Supplied records>
========================================================================

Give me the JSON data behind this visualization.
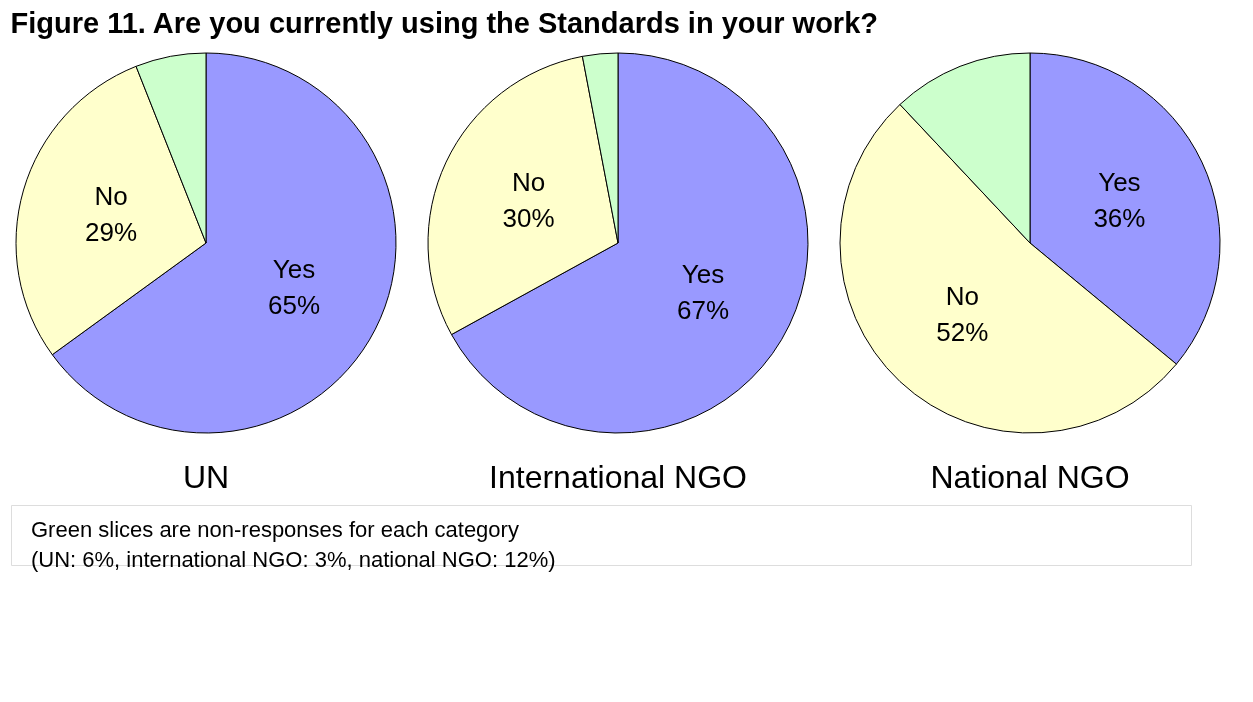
{
  "chart_data": [
    {
      "type": "pie",
      "title": "Figure 11. Are you currently using the Standards in your work?",
      "xlabel": "UN",
      "categories": [
        "Yes",
        "No",
        null
      ],
      "values": [
        65,
        29,
        6
      ],
      "value_labels": [
        "65%",
        "29%",
        null
      ],
      "colors": [
        "#9999ff",
        "#ffffcc",
        "#ccffcc"
      ],
      "annotations": [
        "Green slices are non-responses for each category",
        "(UN: 6%, international NGO: 3%, national NGO: 12%)"
      ]
    },
    {
      "type": "pie",
      "xlabel": "International NGO",
      "categories": [
        "Yes",
        "No",
        null
      ],
      "values": [
        67,
        30,
        3
      ],
      "value_labels": [
        "67%",
        "30%",
        null
      ],
      "colors": [
        "#9999ff",
        "#ffffcc",
        "#ccffcc"
      ]
    },
    {
      "type": "pie",
      "xlabel": "National NGO",
      "categories": [
        "Yes",
        "No",
        null
      ],
      "values": [
        36,
        52,
        12
      ],
      "value_labels": [
        "36%",
        "52%",
        null
      ],
      "colors": [
        "#9999ff",
        "#ffffcc",
        "#ccffcc"
      ]
    }
  ]
}
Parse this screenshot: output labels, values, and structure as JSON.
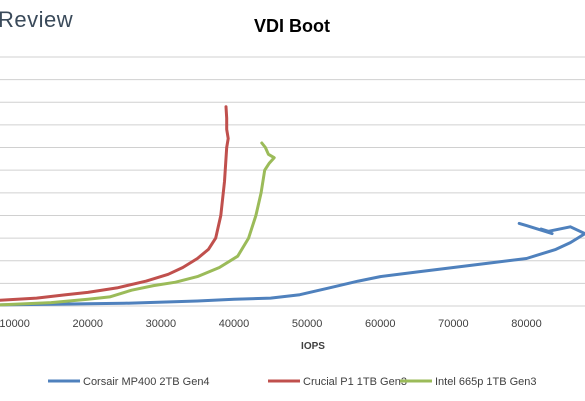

========================================================================

Short exercise> Each entry above should be reproduced exactly, with the pictures removed.

Exercise answer>
Give me the JSON data behind this visualization.
{
  "chart_data": [
    {
      "type": "pie",
      "title": "Figure 11. Are you currently using the Standards in your work?",
      "xlabel": "UN",
      "categories": [
        "Yes",
        "No",
        null
      ],
      "values": [
        65,
        29,
        6
      ],
      "value_labels": [
        "65%",
        "29%",
        null
      ],
      "colors": [
        "#9999ff",
        "#ffffcc",
        "#ccffcc"
      ],
      "annotations": [
        "Green slices are non-responses for each category",
        "(UN: 6%, international NGO: 3%, national NGO: 12%)"
      ]
    },
    {
      "type": "pie",
      "xlabel": "International NGO",
      "categories": [
        "Yes",
        "No",
        null
      ],
      "values": [
        67,
        30,
        3
      ],
      "value_labels": [
        "67%",
        "30%",
        null
      ],
      "colors": [
        "#9999ff",
        "#ffffcc",
        "#ccffcc"
      ]
    },
    {
      "type": "pie",
      "xlabel": "National NGO",
      "categories": [
        "Yes",
        "No",
        null
      ],
      "values": [
        36,
        52,
        12
      ],
      "value_labels": [
        "36%",
        "52%",
        null
      ],
      "colors": [
        "#9999ff",
        "#ffffcc",
        "#ccffcc"
      ]
    }
  ]
}
Parse this screenshot: output labels, values, and structure as JSON.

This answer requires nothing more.